Provided material –
━━━━━━━━━━━━━━━━━━━━━━━━━━━━━━
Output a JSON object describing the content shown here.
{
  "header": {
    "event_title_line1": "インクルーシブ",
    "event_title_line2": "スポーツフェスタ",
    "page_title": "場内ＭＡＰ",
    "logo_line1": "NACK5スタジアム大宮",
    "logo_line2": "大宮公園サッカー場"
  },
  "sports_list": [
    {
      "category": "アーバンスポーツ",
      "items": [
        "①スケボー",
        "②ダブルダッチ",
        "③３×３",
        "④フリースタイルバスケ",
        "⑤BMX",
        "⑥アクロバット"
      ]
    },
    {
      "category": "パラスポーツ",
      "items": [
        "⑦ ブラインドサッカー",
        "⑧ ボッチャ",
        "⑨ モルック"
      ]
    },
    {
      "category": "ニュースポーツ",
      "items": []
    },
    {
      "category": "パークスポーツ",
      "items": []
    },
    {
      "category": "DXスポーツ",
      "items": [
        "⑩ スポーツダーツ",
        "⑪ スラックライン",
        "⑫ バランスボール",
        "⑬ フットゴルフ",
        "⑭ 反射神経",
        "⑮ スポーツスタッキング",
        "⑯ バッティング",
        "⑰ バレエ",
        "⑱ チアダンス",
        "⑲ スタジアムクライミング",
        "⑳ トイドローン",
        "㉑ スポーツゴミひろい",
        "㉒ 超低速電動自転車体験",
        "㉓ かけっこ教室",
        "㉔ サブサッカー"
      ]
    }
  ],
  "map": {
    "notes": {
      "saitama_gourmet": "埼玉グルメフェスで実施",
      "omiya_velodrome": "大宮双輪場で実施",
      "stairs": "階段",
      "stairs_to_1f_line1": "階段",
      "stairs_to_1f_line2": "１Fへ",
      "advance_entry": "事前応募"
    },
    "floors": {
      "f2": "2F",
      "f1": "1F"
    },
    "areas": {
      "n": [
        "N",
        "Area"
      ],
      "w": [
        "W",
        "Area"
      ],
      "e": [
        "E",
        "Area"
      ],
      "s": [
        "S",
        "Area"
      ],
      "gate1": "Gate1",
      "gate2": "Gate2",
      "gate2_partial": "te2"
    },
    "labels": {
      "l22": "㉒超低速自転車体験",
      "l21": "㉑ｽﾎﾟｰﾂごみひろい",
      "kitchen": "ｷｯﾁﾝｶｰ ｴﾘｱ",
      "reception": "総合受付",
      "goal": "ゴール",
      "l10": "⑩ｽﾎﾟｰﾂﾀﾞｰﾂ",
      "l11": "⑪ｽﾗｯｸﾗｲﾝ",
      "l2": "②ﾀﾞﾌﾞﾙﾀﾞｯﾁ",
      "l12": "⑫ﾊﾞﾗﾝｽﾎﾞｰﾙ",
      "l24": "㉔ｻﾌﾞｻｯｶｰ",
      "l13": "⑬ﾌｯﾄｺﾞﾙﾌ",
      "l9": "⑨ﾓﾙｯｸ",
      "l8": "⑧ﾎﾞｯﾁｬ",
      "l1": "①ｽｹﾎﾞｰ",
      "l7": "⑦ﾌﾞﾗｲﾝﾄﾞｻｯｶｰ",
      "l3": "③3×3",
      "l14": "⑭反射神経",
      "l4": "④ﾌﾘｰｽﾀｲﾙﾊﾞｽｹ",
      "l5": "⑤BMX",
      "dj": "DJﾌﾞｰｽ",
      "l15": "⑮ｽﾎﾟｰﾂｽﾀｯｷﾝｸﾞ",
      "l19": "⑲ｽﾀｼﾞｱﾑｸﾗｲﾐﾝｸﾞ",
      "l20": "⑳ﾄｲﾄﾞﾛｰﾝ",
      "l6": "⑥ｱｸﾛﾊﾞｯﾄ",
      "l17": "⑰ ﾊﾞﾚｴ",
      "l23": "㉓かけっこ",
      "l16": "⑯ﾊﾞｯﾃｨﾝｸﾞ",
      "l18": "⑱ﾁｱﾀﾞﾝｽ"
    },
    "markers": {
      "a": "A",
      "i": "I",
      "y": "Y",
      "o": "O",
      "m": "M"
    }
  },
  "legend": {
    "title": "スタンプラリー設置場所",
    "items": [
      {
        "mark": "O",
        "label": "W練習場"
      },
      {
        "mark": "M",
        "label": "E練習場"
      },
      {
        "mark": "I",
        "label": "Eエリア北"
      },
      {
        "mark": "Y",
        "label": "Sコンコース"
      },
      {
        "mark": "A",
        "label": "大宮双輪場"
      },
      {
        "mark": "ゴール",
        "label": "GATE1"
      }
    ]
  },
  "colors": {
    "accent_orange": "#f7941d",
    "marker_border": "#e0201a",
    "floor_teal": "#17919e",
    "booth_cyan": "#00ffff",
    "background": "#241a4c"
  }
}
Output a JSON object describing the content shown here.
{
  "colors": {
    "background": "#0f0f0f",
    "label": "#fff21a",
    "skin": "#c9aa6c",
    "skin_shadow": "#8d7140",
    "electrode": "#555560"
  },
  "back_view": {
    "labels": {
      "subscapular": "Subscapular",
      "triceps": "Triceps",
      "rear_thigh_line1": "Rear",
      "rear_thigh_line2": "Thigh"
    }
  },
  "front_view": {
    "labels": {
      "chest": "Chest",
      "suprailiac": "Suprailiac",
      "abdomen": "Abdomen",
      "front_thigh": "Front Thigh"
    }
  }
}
━━━━━━━━━━━━━━━━━━━━━━━━━━━━━━
Your goal – Write the data back out verbatim.

Response to this exercise –
Output a JSON object describing the content shown here.
{
  "header": {
    "event_title_line1": "インクルーシブ",
    "event_title_line2": "スポーツフェスタ",
    "page_title": "場内ＭＡＰ",
    "logo_line1": "NACK5スタジアム大宮",
    "logo_line2": "大宮公園サッカー場"
  },
  "sports_list": [
    {
      "category": "アーバンスポーツ",
      "items": [
        "①スケボー",
        "②ダブルダッチ",
        "③３×３",
        "④フリースタイルバスケ",
        "⑤BMX",
        "⑥アクロバット"
      ]
    },
    {
      "category": "パラスポーツ",
      "items": [
        "⑦ ブラインドサッカー",
        "⑧ ボッチャ",
        "⑨ モルック"
      ]
    },
    {
      "category": "ニュースポーツ",
      "items": []
    },
    {
      "category": "パークスポーツ",
      "items": []
    },
    {
      "category": "DXスポーツ",
      "items": [
        "⑩ スポーツダーツ",
        "⑪ スラックライン",
        "⑫ バランスボール",
        "⑬ フットゴルフ",
        "⑭ 反射神経",
        "⑮ スポーツスタッキング",
        "⑯ バッティング",
        "⑰ バレエ",
        "⑱ チアダンス",
        "⑲ スタジアムクライミング",
        "⑳ トイドローン",
        "㉑ スポーツゴミひろい",
        "㉒ 超低速電動自転車体験",
        "㉓ かけっこ教室",
        "㉔ サブサッカー"
      ]
    }
  ],
  "map": {
    "notes": {
      "saitama_gourmet": "埼玉グルメフェスで実施",
      "omiya_velodrome": "大宮双輪場で実施",
      "stairs": "階段",
      "stairs_to_1f_line1": "階段",
      "stairs_to_1f_line2": "１Fへ",
      "advance_entry": "事前応募"
    },
    "floors": {
      "f2": "2F",
      "f1": "1F"
    },
    "areas": {
      "n": [
        "N",
        "Area"
      ],
      "w": [
        "W",
        "Area"
      ],
      "e": [
        "E",
        "Area"
      ],
      "s": [
        "S",
        "Area"
      ],
      "gate1": "Gate1",
      "gate2": "Gate2",
      "gate2_partial": "te2"
    },
    "labels": {
      "l22": "㉒超低速自転車体験",
      "l21": "㉑ｽﾎﾟｰﾂごみひろい",
      "kitchen": "ｷｯﾁﾝｶｰ ｴﾘｱ",
      "reception": "総合受付",
      "goal": "ゴール",
      "l10": "⑩ｽﾎﾟｰﾂﾀﾞｰﾂ",
      "l11": "⑪ｽﾗｯｸﾗｲﾝ",
      "l2": "②ﾀﾞﾌﾞﾙﾀﾞｯﾁ",
      "l12": "⑫ﾊﾞﾗﾝｽﾎﾞｰﾙ",
      "l24": "㉔ｻﾌﾞｻｯｶｰ",
      "l13": "⑬ﾌｯﾄｺﾞﾙﾌ",
      "l9": "⑨ﾓﾙｯｸ",
      "l8": "⑧ﾎﾞｯﾁｬ",
      "l1": "①ｽｹﾎﾞｰ",
      "l7": "⑦ﾌﾞﾗｲﾝﾄﾞｻｯｶｰ",
      "l3": "③3×3",
      "l14": "⑭反射神経",
      "l4": "④ﾌﾘｰｽﾀｲﾙﾊﾞｽｹ",
      "l5": "⑤BMX",
      "dj": "DJﾌﾞｰｽ",
      "l15": "⑮ｽﾎﾟｰﾂｽﾀｯｷﾝｸﾞ",
      "l19": "⑲ｽﾀｼﾞｱﾑｸﾗｲﾐﾝｸﾞ",
      "l20": "⑳ﾄｲﾄﾞﾛｰﾝ",
      "l6": "⑥ｱｸﾛﾊﾞｯﾄ",
      "l17": "⑰ ﾊﾞﾚｴ",
      "l23": "㉓かけっこ",
      "l16": "⑯ﾊﾞｯﾃｨﾝｸﾞ",
      "l18": "⑱ﾁｱﾀﾞﾝｽ"
    },
    "markers": {
      "a": "A",
      "i": "I",
      "y": "Y",
      "o": "O",
      "m": "M"
    }
  },
  "legend": {
    "title": "スタンプラリー設置場所",
    "items": [
      {
        "mark": "O",
        "label": "W練習場"
      },
      {
        "mark": "M",
        "label": "E練習場"
      },
      {
        "mark": "I",
        "label": "Eエリア北"
      },
      {
        "mark": "Y",
        "label": "Sコンコース"
      },
      {
        "mark": "A",
        "label": "大宮双輪場"
      },
      {
        "mark": "ゴール",
        "label": "GATE1"
      }
    ]
  },
  "colors": {
    "accent_orange": "#f7941d",
    "marker_border": "#e0201a",
    "floor_teal": "#17919e",
    "booth_cyan": "#00ffff",
    "background": "#241a4c"
  }
}
Output a JSON object describing the content shown here.
{
  "colors": {
    "background": "#0f0f0f",
    "label": "#fff21a",
    "skin": "#c9aa6c",
    "skin_shadow": "#8d7140",
    "electrode": "#555560"
  },
  "back_view": {
    "labels": {
      "subscapular": "Subscapular",
      "triceps": "Triceps",
      "rear_thigh_line1": "Rear",
      "rear_thigh_line2": "Thigh"
    }
  },
  "front_view": {
    "labels": {
      "chest": "Chest",
      "suprailiac": "Suprailiac",
      "abdomen": "Abdomen",
      "front_thigh": "Front Thigh"
    }
  }
}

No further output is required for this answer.